What you should do: Reproduce the data in its entirety, exactly as supplied.

***

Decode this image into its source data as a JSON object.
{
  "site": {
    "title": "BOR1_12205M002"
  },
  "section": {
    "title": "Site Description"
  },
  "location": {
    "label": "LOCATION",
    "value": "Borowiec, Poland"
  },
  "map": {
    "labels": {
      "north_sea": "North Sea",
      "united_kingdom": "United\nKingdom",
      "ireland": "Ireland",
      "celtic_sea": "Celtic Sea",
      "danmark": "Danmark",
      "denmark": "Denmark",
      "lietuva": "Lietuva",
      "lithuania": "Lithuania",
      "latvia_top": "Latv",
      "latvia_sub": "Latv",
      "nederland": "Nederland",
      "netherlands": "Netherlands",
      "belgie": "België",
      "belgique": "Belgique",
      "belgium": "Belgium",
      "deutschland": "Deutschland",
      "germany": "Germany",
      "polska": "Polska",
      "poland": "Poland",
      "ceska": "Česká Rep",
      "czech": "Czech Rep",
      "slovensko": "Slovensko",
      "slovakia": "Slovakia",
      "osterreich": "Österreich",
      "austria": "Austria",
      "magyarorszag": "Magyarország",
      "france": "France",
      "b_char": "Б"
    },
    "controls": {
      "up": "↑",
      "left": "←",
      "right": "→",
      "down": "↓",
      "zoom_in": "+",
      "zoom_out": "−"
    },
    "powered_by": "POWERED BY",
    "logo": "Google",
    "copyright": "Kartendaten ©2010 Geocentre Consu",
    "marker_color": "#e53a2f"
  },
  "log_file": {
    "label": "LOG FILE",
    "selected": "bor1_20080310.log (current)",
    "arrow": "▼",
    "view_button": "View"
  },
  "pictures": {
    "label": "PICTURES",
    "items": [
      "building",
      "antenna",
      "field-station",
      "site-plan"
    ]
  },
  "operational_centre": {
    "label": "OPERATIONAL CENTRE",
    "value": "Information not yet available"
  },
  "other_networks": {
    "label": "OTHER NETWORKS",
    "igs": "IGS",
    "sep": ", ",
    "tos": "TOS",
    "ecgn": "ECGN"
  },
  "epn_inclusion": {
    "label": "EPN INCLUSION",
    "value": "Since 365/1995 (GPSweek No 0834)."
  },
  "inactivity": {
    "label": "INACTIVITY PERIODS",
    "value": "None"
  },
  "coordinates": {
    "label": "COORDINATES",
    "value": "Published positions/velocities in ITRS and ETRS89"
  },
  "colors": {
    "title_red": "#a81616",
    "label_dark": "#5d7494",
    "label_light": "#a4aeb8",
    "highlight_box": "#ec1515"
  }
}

***

Written reply:
Decode this image into its source data as a JSON object.
{
  "site": {
    "title": "BOR1_12205M002"
  },
  "section": {
    "title": "Site Description"
  },
  "location": {
    "label": "LOCATION",
    "value": "Borowiec, Poland"
  },
  "map": {
    "labels": {
      "north_sea": "North Sea",
      "united_kingdom": "United\nKingdom",
      "ireland": "Ireland",
      "celtic_sea": "Celtic Sea",
      "danmark": "Danmark",
      "denmark": "Denmark",
      "lietuva": "Lietuva",
      "lithuania": "Lithuania",
      "latvia_top": "Latv",
      "latvia_sub": "Latv",
      "nederland": "Nederland",
      "netherlands": "Netherlands",
      "belgie": "België",
      "belgique": "Belgique",
      "belgium": "Belgium",
      "deutschland": "Deutschland",
      "germany": "Germany",
      "polska": "Polska",
      "poland": "Poland",
      "ceska": "Česká Rep",
      "czech": "Czech Rep",
      "slovensko": "Slovensko",
      "slovakia": "Slovakia",
      "osterreich": "Österreich",
      "austria": "Austria",
      "magyarorszag": "Magyarország",
      "france": "France",
      "b_char": "Б"
    },
    "controls": {
      "up": "↑",
      "left": "←",
      "right": "→",
      "down": "↓",
      "zoom_in": "+",
      "zoom_out": "−"
    },
    "powered_by": "POWERED BY",
    "logo": "Google",
    "copyright": "Kartendaten ©2010 Geocentre Consu",
    "marker_color": "#e53a2f"
  },
  "log_file": {
    "label": "LOG FILE",
    "selected": "bor1_20080310.log (current)",
    "arrow": "▼",
    "view_button": "View"
  },
  "pictures": {
    "label": "PICTURES",
    "items": [
      "building",
      "antenna",
      "field-station",
      "site-plan"
    ]
  },
  "operational_centre": {
    "label": "OPERATIONAL CENTRE",
    "value": "Information not yet available"
  },
  "other_networks": {
    "label": "OTHER NETWORKS",
    "igs": "IGS",
    "sep": ", ",
    "tos": "TOS",
    "ecgn": "ECGN"
  },
  "epn_inclusion": {
    "label": "EPN INCLUSION",
    "value": "Since 365/1995 (GPSweek No 0834)."
  },
  "inactivity": {
    "label": "INACTIVITY PERIODS",
    "value": "None"
  },
  "coordinates": {
    "label": "COORDINATES",
    "value": "Published positions/velocities in ITRS and ETRS89"
  },
  "colors": {
    "title_red": "#a81616",
    "label_dark": "#5d7494",
    "label_light": "#a4aeb8",
    "highlight_box": "#ec1515"
  }
}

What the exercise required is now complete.